WHAT IS NEEDED: Copy every line of the following data that includes the string "chart".

SUPPLIED INFORMATION:
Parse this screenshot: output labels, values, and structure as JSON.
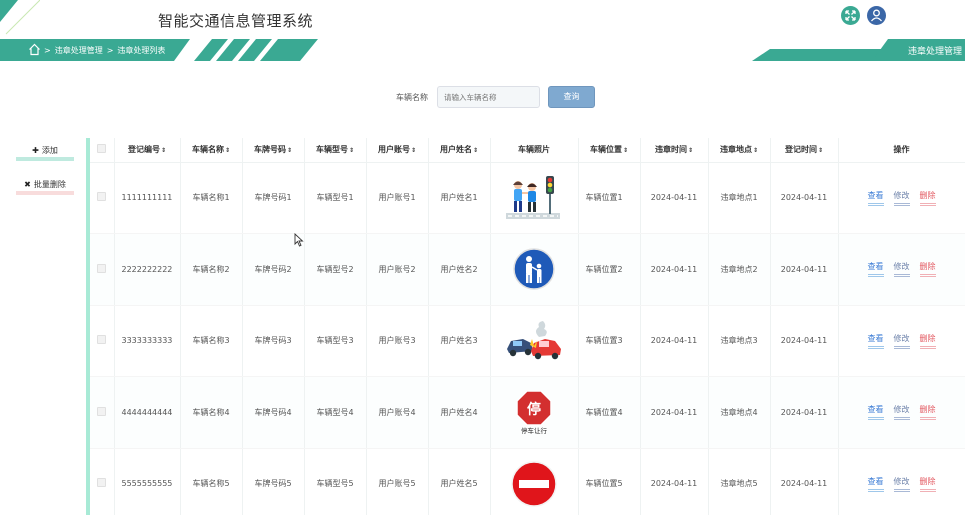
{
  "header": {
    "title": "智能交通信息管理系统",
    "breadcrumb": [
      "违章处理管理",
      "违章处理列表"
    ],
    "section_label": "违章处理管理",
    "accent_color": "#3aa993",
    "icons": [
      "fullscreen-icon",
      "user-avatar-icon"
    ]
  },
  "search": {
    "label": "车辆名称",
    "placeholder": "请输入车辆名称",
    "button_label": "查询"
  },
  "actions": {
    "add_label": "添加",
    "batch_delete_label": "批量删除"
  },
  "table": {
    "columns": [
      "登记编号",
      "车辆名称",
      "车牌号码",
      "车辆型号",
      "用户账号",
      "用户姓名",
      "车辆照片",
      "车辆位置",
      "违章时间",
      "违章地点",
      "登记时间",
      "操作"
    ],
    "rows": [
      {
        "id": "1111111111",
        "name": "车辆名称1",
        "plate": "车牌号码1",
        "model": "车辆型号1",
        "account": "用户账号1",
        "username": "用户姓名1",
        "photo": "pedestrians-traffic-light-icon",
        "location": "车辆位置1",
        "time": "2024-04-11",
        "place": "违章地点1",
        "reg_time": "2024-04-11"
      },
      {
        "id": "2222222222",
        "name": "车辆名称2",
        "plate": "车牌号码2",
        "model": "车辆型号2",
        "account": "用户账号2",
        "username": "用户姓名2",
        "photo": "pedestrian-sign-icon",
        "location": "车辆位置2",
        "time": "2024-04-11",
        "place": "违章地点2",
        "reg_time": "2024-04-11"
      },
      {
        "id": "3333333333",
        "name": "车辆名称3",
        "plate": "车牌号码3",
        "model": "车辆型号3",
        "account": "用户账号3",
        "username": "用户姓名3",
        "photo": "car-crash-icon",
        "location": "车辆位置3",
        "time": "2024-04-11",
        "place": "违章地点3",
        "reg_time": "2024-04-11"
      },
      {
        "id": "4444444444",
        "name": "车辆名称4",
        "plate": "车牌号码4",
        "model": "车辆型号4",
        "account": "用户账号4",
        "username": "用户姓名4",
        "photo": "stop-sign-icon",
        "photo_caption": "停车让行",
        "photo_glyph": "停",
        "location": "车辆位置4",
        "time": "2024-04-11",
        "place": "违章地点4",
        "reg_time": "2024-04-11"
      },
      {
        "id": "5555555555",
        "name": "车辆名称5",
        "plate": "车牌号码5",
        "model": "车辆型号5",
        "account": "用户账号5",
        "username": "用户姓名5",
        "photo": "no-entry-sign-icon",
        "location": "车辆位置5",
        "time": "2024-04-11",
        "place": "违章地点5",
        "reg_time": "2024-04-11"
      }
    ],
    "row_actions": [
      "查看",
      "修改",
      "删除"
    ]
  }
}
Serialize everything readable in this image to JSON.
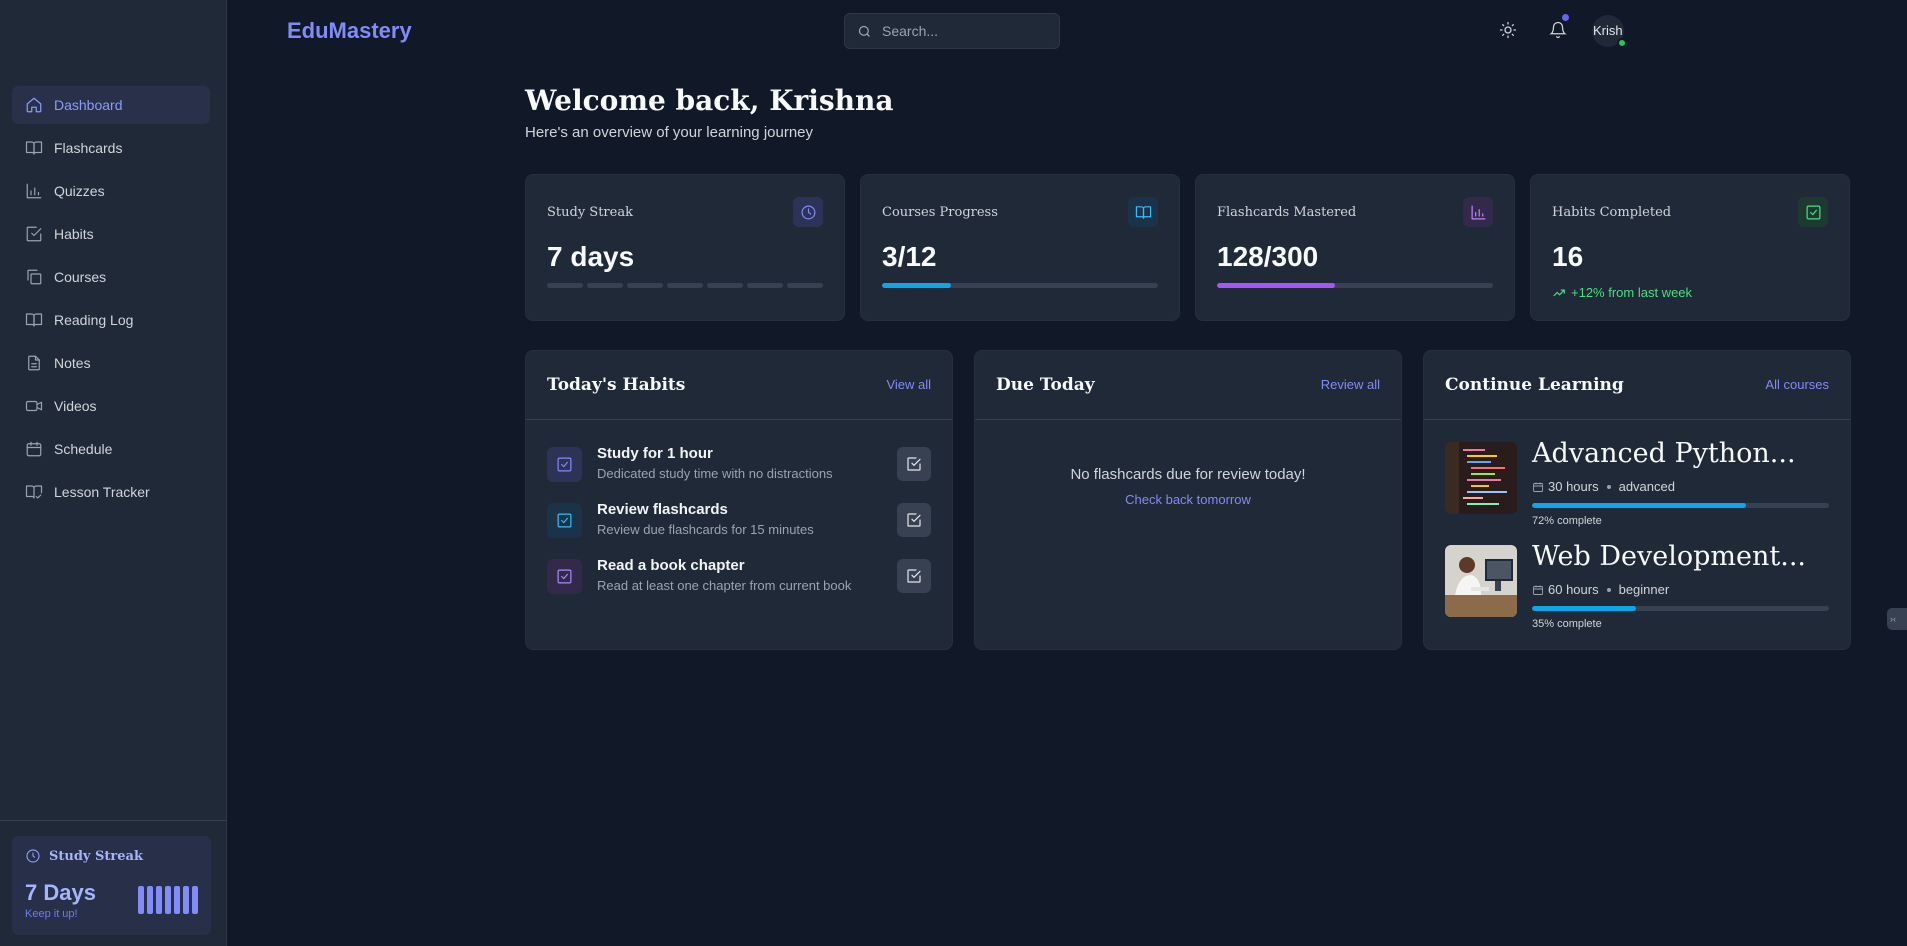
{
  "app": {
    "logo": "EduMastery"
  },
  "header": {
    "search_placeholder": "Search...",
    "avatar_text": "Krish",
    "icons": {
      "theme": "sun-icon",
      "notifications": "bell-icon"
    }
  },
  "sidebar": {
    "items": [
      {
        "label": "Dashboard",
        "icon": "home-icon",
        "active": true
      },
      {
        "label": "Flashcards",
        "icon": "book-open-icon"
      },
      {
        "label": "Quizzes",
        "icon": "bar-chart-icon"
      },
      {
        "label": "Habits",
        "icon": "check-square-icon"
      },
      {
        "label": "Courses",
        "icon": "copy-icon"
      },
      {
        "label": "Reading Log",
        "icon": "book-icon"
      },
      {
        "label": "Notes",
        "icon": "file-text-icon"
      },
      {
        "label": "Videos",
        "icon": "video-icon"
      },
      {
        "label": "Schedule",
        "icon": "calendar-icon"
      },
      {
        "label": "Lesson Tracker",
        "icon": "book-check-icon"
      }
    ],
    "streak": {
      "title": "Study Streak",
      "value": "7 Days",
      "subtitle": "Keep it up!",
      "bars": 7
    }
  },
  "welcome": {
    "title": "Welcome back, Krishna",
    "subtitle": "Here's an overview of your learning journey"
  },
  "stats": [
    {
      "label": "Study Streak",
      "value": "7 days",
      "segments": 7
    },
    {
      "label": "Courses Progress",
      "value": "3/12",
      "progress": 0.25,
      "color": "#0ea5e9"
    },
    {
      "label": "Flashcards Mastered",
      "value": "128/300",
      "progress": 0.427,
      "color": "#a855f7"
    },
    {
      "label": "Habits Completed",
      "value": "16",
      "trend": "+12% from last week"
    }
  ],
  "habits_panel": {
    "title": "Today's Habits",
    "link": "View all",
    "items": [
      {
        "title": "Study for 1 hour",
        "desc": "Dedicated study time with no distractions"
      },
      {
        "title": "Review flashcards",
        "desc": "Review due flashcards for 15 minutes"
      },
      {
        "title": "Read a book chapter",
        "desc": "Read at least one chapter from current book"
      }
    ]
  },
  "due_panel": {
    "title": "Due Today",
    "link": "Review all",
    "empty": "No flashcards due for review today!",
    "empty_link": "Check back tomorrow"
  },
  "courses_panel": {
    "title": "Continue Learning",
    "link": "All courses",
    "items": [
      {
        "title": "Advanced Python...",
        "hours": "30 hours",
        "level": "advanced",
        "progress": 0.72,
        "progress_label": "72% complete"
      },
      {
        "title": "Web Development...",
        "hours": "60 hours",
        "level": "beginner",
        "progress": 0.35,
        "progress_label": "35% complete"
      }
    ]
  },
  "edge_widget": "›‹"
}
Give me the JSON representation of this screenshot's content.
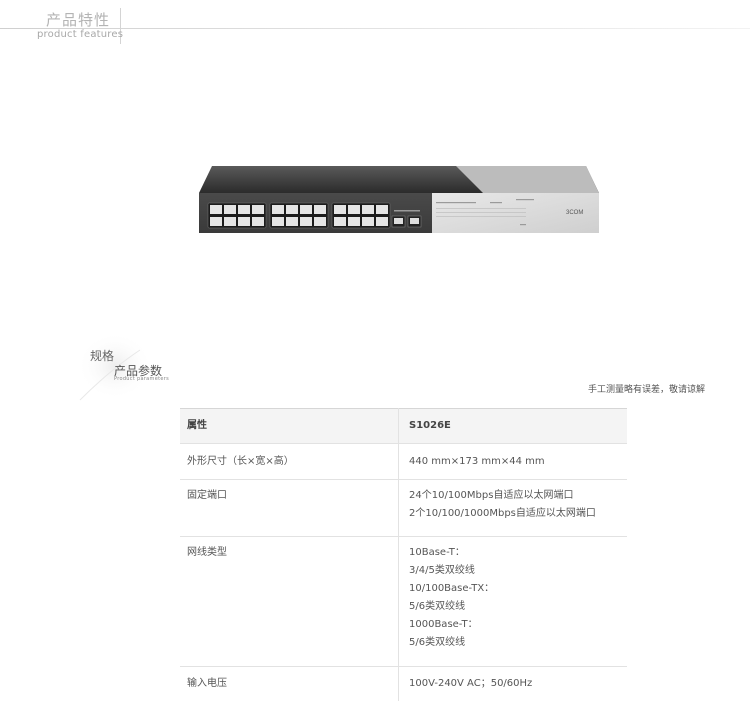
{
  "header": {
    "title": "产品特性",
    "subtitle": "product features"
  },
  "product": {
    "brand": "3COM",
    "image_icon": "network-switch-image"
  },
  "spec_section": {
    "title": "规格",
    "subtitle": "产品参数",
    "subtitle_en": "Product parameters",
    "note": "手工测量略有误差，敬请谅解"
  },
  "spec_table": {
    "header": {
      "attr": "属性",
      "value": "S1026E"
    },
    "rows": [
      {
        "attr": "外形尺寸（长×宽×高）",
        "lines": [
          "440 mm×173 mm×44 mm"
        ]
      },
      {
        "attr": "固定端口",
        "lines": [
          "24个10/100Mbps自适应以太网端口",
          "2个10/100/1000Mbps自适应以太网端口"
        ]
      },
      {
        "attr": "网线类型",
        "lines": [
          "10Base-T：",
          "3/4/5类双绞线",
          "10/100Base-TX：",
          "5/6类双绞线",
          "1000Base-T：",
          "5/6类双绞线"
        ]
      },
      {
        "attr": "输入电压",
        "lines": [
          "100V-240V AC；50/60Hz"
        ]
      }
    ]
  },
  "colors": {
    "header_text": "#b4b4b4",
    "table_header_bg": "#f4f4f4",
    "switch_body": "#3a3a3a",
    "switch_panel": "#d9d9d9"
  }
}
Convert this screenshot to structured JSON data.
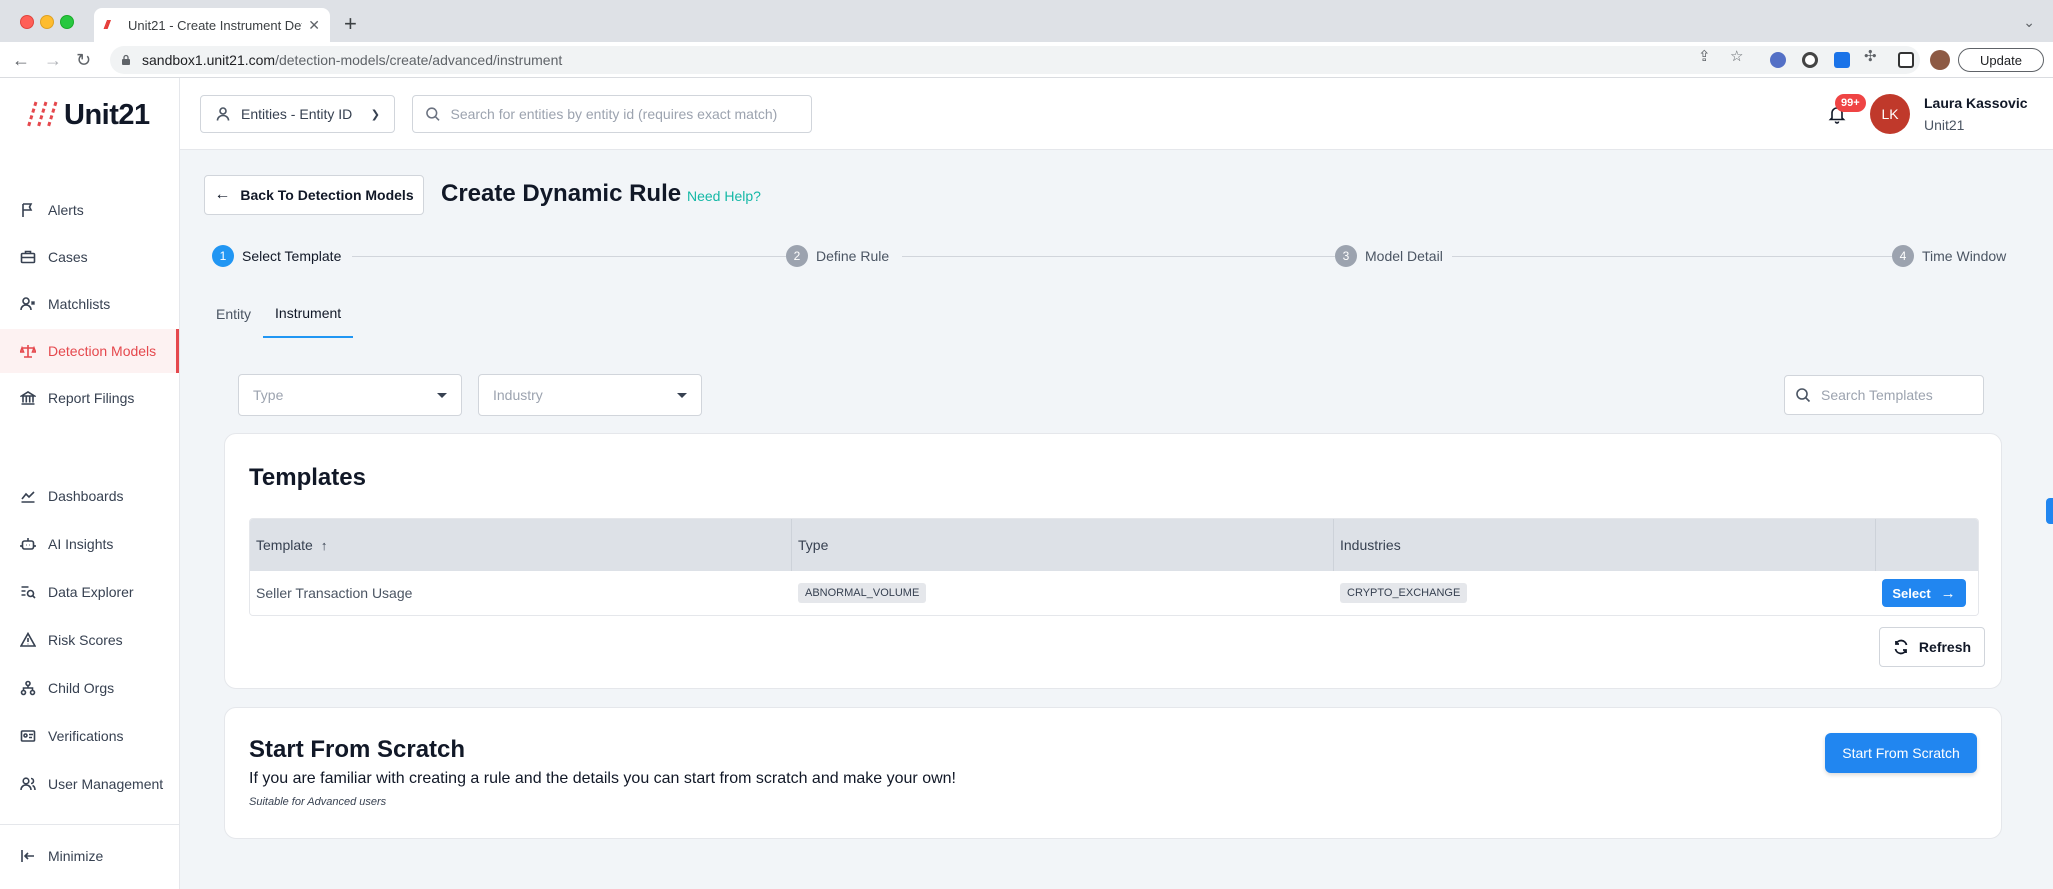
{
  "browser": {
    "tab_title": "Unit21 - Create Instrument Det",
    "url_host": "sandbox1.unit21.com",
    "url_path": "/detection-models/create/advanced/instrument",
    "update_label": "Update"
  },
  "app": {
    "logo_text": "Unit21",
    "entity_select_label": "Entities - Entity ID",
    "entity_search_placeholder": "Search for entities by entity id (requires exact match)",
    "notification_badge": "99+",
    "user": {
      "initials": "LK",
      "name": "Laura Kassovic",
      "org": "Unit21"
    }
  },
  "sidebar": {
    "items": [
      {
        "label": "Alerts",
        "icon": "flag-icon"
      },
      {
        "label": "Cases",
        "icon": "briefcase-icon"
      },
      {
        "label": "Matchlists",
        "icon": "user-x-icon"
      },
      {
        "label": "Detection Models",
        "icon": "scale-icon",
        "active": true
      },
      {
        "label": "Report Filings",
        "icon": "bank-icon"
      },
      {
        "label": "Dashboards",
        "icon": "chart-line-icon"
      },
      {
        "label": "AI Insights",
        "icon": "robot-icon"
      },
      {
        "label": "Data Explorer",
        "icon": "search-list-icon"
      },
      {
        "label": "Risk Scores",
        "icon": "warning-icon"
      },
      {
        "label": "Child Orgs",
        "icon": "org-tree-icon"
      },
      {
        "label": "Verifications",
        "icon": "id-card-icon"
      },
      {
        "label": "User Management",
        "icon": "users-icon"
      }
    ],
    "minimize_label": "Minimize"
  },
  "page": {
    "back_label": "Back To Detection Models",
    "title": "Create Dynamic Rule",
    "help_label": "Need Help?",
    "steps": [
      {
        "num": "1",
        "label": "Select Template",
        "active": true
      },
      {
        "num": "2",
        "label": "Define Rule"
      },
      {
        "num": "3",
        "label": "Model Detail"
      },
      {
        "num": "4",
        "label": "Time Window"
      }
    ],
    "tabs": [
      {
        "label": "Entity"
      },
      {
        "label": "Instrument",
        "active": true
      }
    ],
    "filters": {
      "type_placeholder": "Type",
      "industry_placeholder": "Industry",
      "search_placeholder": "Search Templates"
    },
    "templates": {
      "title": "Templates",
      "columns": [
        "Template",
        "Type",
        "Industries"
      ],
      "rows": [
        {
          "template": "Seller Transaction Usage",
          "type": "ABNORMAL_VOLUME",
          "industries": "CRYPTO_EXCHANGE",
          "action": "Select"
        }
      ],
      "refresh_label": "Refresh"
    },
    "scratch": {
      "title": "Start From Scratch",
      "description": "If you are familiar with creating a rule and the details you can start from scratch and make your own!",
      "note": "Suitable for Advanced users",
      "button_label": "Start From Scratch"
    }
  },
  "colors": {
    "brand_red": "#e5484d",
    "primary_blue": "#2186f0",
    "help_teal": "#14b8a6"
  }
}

WRITTEN RESPONSE:
        "icon": "bar-chart-icon"
        "icon": "chart-line-icon"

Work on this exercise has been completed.